═════ Provided data
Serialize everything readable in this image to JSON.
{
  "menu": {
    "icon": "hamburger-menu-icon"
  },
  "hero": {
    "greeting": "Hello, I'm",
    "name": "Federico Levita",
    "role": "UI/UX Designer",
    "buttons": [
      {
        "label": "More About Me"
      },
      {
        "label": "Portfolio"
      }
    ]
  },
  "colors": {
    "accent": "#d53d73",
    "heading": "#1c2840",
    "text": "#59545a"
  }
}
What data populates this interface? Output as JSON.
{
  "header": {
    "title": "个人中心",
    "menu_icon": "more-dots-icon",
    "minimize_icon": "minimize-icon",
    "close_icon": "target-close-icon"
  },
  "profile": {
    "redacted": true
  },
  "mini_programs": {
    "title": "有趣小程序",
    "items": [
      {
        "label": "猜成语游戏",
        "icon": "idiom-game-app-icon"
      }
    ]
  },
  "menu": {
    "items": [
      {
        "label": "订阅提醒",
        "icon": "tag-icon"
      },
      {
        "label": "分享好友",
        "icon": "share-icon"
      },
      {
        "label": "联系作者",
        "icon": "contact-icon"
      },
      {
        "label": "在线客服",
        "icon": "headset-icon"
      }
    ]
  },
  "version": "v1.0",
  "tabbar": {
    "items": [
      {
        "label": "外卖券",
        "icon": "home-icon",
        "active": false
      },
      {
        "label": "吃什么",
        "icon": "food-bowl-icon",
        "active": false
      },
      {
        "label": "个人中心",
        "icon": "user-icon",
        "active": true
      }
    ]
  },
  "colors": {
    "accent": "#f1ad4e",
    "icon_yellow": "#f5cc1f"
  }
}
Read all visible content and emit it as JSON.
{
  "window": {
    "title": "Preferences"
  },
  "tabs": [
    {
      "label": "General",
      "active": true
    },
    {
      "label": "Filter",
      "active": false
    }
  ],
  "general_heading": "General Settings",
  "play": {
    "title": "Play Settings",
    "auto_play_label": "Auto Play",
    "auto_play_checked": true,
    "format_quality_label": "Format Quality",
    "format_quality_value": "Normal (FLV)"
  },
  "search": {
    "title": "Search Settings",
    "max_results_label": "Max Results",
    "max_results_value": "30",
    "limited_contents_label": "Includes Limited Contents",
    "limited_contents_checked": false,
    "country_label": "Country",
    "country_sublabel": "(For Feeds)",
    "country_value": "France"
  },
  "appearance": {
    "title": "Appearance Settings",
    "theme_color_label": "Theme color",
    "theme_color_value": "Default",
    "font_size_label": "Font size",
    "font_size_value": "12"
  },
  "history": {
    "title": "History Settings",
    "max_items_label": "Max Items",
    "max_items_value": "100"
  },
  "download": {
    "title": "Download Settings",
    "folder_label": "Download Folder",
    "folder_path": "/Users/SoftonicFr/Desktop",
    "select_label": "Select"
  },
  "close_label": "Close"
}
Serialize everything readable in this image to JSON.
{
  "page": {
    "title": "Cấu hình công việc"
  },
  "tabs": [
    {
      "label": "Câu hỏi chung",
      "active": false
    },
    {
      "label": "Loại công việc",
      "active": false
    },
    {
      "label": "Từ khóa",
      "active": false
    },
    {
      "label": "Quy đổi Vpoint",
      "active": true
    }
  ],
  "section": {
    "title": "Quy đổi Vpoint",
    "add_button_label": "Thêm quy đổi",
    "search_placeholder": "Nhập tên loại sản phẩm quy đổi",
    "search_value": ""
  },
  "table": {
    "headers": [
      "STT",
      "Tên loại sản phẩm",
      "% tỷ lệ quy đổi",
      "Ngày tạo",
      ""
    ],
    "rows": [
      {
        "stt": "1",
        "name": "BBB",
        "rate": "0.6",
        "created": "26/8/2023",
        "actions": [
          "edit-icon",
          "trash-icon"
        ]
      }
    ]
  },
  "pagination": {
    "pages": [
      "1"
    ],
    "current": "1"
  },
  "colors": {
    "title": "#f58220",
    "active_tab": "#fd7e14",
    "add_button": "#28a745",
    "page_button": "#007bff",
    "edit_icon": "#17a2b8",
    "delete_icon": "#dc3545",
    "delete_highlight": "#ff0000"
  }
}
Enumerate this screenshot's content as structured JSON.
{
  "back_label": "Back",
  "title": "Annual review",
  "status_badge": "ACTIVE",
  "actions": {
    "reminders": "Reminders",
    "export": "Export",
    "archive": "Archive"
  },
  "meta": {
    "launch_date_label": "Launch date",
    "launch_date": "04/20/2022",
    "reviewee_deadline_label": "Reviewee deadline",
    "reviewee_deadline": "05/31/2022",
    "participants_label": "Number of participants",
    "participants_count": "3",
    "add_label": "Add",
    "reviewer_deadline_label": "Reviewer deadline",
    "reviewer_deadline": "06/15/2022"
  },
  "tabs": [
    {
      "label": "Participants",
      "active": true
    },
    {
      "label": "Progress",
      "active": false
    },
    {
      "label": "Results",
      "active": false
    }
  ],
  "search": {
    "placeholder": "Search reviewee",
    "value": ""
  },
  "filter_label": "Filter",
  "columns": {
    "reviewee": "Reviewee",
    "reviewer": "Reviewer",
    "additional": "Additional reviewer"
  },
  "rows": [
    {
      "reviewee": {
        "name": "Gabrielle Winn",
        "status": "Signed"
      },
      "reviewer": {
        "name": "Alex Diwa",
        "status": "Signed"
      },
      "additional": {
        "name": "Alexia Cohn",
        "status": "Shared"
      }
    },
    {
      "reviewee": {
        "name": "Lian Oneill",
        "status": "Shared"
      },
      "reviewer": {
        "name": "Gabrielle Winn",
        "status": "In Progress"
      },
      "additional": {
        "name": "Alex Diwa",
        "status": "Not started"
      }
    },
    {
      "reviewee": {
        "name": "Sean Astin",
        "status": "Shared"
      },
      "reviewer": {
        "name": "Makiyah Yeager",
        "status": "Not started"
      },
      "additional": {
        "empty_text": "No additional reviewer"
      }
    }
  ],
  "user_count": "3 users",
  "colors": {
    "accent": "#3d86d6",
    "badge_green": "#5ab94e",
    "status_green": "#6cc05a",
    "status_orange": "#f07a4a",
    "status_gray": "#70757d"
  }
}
══════════
Write the complete data out, exactly as above.

Serialize everything readable in this image to JSON.
{
  "menu": {
    "icon": "hamburger-menu-icon"
  },
  "hero": {
    "greeting": "Hello, I'm",
    "name": "Federico Levita",
    "role": "UI/UX Designer",
    "buttons": [
      {
        "label": "More About Me"
      },
      {
        "label": "Portfolio"
      }
    ]
  },
  "colors": {
    "accent": "#d53d73",
    "heading": "#1c2840",
    "text": "#59545a"
  }
}
What data populates this interface? Output as JSON.
{
  "header": {
    "title": "个人中心",
    "menu_icon": "more-dots-icon",
    "minimize_icon": "minimize-icon",
    "close_icon": "target-close-icon"
  },
  "profile": {
    "redacted": true
  },
  "mini_programs": {
    "title": "有趣小程序",
    "items": [
      {
        "label": "猜成语游戏",
        "icon": "idiom-game-app-icon"
      }
    ]
  },
  "menu": {
    "items": [
      {
        "label": "订阅提醒",
        "icon": "tag-icon"
      },
      {
        "label": "分享好友",
        "icon": "share-icon"
      },
      {
        "label": "联系作者",
        "icon": "contact-icon"
      },
      {
        "label": "在线客服",
        "icon": "headset-icon"
      }
    ]
  },
  "version": "v1.0",
  "tabbar": {
    "items": [
      {
        "label": "外卖券",
        "icon": "home-icon",
        "active": false
      },
      {
        "label": "吃什么",
        "icon": "food-bowl-icon",
        "active": false
      },
      {
        "label": "个人中心",
        "icon": "user-icon",
        "active": true
      }
    ]
  },
  "colors": {
    "accent": "#f1ad4e",
    "icon_yellow": "#f5cc1f"
  }
}
Read all visible content and emit it as JSON.
{
  "window": {
    "title": "Preferences"
  },
  "tabs": [
    {
      "label": "General",
      "active": true
    },
    {
      "label": "Filter",
      "active": false
    }
  ],
  "general_heading": "General Settings",
  "play": {
    "title": "Play Settings",
    "auto_play_label": "Auto Play",
    "auto_play_checked": true,
    "format_quality_label": "Format Quality",
    "format_quality_value": "Normal (FLV)"
  },
  "search": {
    "title": "Search Settings",
    "max_results_label": "Max Results",
    "max_results_value": "30",
    "limited_contents_label": "Includes Limited Contents",
    "limited_contents_checked": false,
    "country_label": "Country",
    "country_sublabel": "(For Feeds)",
    "country_value": "France"
  },
  "appearance": {
    "title": "Appearance Settings",
    "theme_color_label": "Theme color",
    "theme_color_value": "Default",
    "font_size_label": "Font size",
    "font_size_value": "12"
  },
  "history": {
    "title": "History Settings",
    "max_items_label": "Max Items",
    "max_items_value": "100"
  },
  "download": {
    "title": "Download Settings",
    "folder_label": "Download Folder",
    "folder_path": "/Users/SoftonicFr/Desktop",
    "select_label": "Select"
  },
  "close_label": "Close"
}
Serialize everything readable in this image to JSON.
{
  "page": {
    "title": "Cấu hình công việc"
  },
  "tabs": [
    {
      "label": "Câu hỏi chung",
      "active": false
    },
    {
      "label": "Loại công việc",
      "active": false
    },
    {
      "label": "Từ khóa",
      "active": false
    },
    {
      "label": "Quy đổi Vpoint",
      "active": true
    }
  ],
  "section": {
    "title": "Quy đổi Vpoint",
    "add_button_label": "Thêm quy đổi",
    "search_placeholder": "Nhập tên loại sản phẩm quy đổi",
    "search_value": ""
  },
  "table": {
    "headers": [
      "STT",
      "Tên loại sản phẩm",
      "% tỷ lệ quy đổi",
      "Ngày tạo",
      ""
    ],
    "rows": [
      {
        "stt": "1",
        "name": "BBB",
        "rate": "0.6",
        "created": "26/8/2023",
        "actions": [
          "edit-icon",
          "trash-icon"
        ]
      }
    ]
  },
  "pagination": {
    "pages": [
      "1"
    ],
    "current": "1"
  },
  "colors": {
    "title": "#f58220",
    "active_tab": "#fd7e14",
    "add_button": "#28a745",
    "page_button": "#007bff",
    "edit_icon": "#17a2b8",
    "delete_icon": "#dc3545",
    "delete_highlight": "#ff0000"
  }
}
Enumerate this screenshot's content as structured JSON.
{
  "back_label": "Back",
  "title": "Annual review",
  "status_badge": "ACTIVE",
  "actions": {
    "reminders": "Reminders",
    "export": "Export",
    "archive": "Archive"
  },
  "meta": {
    "launch_date_label": "Launch date",
    "launch_date": "04/20/2022",
    "reviewee_deadline_label": "Reviewee deadline",
    "reviewee_deadline": "05/31/2022",
    "participants_label": "Number of participants",
    "participants_count": "3",
    "add_label": "Add",
    "reviewer_deadline_label": "Reviewer deadline",
    "reviewer_deadline": "06/15/2022"
  },
  "tabs": [
    {
      "label": "Participants",
      "active": true
    },
    {
      "label": "Progress",
      "active": false
    },
    {
      "label": "Results",
      "active": false
    }
  ],
  "search": {
    "placeholder": "Search reviewee",
    "value": ""
  },
  "filter_label": "Filter",
  "columns": {
    "reviewee": "Reviewee",
    "reviewer": "Reviewer",
    "additional": "Additional reviewer"
  },
  "rows": [
    {
      "reviewee": {
        "name": "Gabrielle Winn",
        "status": "Signed"
      },
      "reviewer": {
        "name": "Alex Diwa",
        "status": "Signed"
      },
      "additional": {
        "name": "Alexia Cohn",
        "status": "Shared"
      }
    },
    {
      "reviewee": {
        "name": "Lian Oneill",
        "status": "Shared"
      },
      "reviewer": {
        "name": "Gabrielle Winn",
        "status": "In Progress"
      },
      "additional": {
        "name": "Alex Diwa",
        "status": "Not started"
      }
    },
    {
      "reviewee": {
        "name": "Sean Astin",
        "status": "Shared"
      },
      "reviewer": {
        "name": "Makiyah Yeager",
        "status": "Not started"
      },
      "additional": {
        "empty_text": "No additional reviewer"
      }
    }
  ],
  "user_count": "3 users",
  "colors": {
    "accent": "#3d86d6",
    "badge_green": "#5ab94e",
    "status_green": "#6cc05a",
    "status_orange": "#f07a4a",
    "status_gray": "#70757d"
  }
}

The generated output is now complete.